» Set exercise
Copy each line below that includes "JSON".

=======

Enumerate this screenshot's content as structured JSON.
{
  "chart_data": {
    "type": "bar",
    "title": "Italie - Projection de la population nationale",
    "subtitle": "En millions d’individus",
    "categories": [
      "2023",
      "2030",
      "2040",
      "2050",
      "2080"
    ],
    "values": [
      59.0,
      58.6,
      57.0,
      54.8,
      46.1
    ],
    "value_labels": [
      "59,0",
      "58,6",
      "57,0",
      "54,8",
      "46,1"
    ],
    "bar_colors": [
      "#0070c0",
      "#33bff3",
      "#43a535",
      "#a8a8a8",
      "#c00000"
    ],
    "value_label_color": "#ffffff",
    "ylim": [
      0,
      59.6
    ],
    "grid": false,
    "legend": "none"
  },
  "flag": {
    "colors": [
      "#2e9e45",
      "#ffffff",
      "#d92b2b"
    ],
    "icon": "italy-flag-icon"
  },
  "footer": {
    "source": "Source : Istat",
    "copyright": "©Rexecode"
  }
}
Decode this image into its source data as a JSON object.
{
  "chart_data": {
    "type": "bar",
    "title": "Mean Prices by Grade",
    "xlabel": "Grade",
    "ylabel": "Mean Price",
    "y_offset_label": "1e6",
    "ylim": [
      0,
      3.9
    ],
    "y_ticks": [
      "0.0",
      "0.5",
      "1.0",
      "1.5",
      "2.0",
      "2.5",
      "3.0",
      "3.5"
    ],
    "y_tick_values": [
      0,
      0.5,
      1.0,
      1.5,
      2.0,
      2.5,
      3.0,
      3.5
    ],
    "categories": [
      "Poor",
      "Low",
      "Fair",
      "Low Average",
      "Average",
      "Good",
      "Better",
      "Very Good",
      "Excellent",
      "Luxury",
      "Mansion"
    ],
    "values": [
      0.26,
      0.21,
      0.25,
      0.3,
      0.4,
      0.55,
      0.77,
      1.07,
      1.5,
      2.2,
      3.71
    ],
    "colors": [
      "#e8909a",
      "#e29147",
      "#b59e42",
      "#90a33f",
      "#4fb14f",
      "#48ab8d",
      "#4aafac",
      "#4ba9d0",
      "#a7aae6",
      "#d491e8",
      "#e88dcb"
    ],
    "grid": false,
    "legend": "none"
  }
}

=======

» Result
Enumerate this screenshot's content as structured JSON.
Decode this image into its source data as a JSON object.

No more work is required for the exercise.